### READING TEXT
____________
Virtual Cluster
Description

The IS4AC Virtual Cluster Plugin for OpenNebula allows users to deploy and manage virtual clusters directly from Sunstone GUI, with easy steps and standard OpenNebula interfaces.

Benefits

With IS4AC Virtual Cluster Sunstone plugin it is possible to specify a master node and an arbitrary number of compute nodes that will be deployed with easy steps and standard Open Nebula interfaces. In this way, the user can quickly setup a set of VMs according to a Beowulf cluster architecture. The templates of the nodes are updated just before the deployment, to transmit to each VM the information needed to configure the networking with other nodes of the cluster. Please, refer to our github page for further information.

Installation instructions

Actually, the plugin is suitable for the versions of Sunstone included in Open Nebula 4.0.1 and 4.2.0 and for the SQLite database.

Reference to OpenNebula folders:
- Open Nebula installation: /usr/lib/one/
- Open Nebula ruby folder: /usr/lib/one/ruby/
- OpenNebula ruby/opennebula/ folder: /usr/lib/one/ruby/opennebula/
- Sunstone installation: /usr/lib/one/sunstone
- Sunstone models folder: /usr/lib/one/sunstone/models/
- Sunstone javascript folder: /usr/lib/one/sunstone/public/js/
- Sunstone plugins folder: /usr/lib/one/sunstone/public/js/plugins/

Changed files

Replace the following files with those provided by the plugin:
- SunstoneServer.rb in the models folder of Sunstone installation;
- OpenNebulaJSON.rb in the ruby folder of Open Nebula installation;
- opennebula.js in the public/js/ folder of Sunstone installation;
- OpenNebula.rb (opennebula.rb for version ≥ 4.0.1) in the ruby folder of Open Nebula installation.

New files

Add the following files:
- vclusters-tab.js in the plugins folder of Sunstone installation;
- VirtualClusterJSON.rb in the ruby/OpenNebulaJSON folder of Open Nebula installation;
- virtual_cluster.rb in the ruby/opennebula/ folder of Open Nebula installation.
____________
### EXTRACTED ENTRIES
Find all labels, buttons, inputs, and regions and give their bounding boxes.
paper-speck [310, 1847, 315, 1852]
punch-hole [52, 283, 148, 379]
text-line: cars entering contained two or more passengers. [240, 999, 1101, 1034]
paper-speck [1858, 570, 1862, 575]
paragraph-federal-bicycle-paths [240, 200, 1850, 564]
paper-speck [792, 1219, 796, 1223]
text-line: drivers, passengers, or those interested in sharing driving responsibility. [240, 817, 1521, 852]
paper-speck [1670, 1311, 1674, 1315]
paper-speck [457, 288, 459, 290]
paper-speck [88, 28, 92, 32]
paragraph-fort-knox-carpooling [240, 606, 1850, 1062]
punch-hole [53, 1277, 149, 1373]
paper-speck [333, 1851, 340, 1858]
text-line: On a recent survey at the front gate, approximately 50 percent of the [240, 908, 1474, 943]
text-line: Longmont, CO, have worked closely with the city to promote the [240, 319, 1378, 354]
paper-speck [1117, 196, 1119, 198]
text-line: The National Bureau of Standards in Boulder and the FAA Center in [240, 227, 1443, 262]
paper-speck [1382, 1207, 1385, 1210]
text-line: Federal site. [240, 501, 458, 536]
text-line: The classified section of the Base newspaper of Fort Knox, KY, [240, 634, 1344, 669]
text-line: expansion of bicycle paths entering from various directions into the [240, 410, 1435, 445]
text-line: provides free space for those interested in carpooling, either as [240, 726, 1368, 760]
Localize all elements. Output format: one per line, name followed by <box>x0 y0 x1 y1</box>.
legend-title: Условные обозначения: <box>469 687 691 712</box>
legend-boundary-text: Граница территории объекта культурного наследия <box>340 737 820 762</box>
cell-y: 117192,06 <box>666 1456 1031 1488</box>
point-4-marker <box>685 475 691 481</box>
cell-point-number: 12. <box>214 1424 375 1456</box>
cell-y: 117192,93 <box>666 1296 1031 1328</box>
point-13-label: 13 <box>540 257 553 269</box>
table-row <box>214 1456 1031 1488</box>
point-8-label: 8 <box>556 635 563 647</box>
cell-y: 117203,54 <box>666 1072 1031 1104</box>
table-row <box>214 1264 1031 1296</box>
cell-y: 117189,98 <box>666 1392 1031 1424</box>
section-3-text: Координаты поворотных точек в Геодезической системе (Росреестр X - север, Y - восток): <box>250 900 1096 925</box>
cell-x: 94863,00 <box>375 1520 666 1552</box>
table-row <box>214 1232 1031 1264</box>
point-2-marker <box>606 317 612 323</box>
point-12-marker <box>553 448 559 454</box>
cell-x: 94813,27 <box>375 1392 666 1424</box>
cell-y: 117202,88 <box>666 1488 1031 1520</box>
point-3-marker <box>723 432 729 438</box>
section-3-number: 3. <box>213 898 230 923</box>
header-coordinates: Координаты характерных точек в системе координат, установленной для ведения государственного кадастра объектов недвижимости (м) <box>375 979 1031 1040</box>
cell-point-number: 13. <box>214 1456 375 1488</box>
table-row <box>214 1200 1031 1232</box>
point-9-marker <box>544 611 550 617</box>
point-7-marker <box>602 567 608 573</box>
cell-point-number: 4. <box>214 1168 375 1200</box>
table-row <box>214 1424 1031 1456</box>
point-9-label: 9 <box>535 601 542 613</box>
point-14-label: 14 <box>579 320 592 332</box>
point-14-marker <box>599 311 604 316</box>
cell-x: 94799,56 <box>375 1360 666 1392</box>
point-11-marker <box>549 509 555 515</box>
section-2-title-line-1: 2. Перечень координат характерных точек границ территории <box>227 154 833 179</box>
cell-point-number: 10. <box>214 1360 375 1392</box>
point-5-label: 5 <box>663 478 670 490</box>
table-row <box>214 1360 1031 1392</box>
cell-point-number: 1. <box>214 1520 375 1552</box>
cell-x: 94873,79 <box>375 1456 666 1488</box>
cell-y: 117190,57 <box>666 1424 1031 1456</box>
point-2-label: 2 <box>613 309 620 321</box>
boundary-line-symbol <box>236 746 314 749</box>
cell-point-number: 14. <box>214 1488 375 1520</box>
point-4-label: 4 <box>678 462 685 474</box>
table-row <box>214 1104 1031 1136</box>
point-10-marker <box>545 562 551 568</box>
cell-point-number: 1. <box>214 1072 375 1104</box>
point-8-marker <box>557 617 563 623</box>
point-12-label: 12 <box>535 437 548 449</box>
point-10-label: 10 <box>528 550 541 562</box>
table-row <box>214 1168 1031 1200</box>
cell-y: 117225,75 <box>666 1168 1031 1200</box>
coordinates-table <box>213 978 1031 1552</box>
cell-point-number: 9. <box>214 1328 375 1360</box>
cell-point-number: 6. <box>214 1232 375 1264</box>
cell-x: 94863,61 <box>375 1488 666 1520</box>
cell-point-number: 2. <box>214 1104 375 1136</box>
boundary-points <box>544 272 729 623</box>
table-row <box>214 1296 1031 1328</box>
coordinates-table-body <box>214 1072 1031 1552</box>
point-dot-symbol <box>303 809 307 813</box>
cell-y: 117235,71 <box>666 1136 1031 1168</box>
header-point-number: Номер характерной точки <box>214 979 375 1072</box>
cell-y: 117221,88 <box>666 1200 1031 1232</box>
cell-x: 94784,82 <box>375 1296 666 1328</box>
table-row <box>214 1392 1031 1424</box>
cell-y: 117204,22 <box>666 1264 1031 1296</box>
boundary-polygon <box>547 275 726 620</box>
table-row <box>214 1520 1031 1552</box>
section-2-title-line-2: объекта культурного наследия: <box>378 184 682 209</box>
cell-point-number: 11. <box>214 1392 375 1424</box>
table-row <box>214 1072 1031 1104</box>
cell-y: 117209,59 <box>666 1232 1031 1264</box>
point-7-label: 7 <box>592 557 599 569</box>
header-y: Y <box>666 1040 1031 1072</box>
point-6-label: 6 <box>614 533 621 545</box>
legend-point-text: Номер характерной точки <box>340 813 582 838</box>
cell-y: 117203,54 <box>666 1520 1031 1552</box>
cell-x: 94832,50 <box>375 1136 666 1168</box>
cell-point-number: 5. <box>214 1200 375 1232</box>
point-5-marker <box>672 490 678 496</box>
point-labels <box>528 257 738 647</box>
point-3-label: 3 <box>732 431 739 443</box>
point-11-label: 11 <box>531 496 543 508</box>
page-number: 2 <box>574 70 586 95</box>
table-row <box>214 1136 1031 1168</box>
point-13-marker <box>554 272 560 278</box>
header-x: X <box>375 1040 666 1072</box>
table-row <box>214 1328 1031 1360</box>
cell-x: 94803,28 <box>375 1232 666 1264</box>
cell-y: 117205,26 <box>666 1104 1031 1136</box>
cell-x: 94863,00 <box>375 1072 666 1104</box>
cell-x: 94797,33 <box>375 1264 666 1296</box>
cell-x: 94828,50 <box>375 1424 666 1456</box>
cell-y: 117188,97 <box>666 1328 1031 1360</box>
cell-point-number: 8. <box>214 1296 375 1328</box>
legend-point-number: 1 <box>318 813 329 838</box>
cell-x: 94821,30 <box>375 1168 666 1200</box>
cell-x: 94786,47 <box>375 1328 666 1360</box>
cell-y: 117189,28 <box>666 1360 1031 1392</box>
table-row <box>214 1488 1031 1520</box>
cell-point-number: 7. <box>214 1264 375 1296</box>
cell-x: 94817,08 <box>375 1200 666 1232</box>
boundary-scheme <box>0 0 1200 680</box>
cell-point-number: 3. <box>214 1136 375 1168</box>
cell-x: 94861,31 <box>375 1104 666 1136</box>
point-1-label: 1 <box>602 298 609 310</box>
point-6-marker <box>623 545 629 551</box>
____________
### REQUIRED TASKS
a) Quote the Virtual Cluster plugin text from "Add the following" to "ruby/opennebula/ folder of Open Nebula installation.".
b) Answer these questions using the Virtual Cluster plugin text.
(i) Which cluster architecture can the user's set of VMs follow?
(ii) With which OpenNebula versions is the plugin suitable?
(iii) Which new file is added in the plugins folder of the Sunstone installation?
c) Carry on the Virtual Cluster plugin text from where it stops.
The records are not required for any of this work.

### RESPONSES
a)
Add the following files:
- vclusters-tab.js in the plugins folder of Sunstone installation;
- VirtualClusterJSON.rb in the ruby/OpenNebulaJSON folder of Open Nebula installation;
- virtual_cluster.rb in the ruby/opennebula/ folder of Open Nebula installation.

b)
(i) A Beowulf cluster architecture.
(ii) The versions of Sunstone included in OpenNebula 4.0.1 and 4.2.0.
(iii) vclusters-tab.js.

c)
Database changes

Manually execute the following queries to one.db:
virtual_cluster_pool table creation:

  CREATE TABLE virtual_cluster_pool (oid INTEGER PRIMARY KEY, name VARCHAR(128), body TEXT, uid INTEGER, gid INTEGER, owner_u INTEGER, group_u INTEGER, other_u INTEGER, UNIQUE(name));

vcluster_vm_control table creation (to manage vms-vclusters associations):

  CREATE TABLE vcluster_vm_control (vm_id INTEGER PRIMARY KEY REFERENCES vm_pool(oid) ON DELETE CASCADE, vcluster_id INTEGER REFERENCES virtual_cluster_pool(oid) ON DELETE CASCADE);

Row for virtual cluster pool in pool_control the table:

  INSERT INTO pool_control VALUES('virtual_cluster_pool', '0');

Plugin tab registration

To register the virtual cluster tab in Sunstone, insert the vclusters-tab row entry in the available_tabs section of the file /etc/one/sunstone-views.yaml. Insert the vclusters-tab row entry at the first part of the file /etc/one/sunstone-views/.yaml for the views you want the plugin to be enabled, between the files-tab and infra-tab entries as shown below:

In the same files, append the following lines under the vresources-tab and before the “infra-tab:” row.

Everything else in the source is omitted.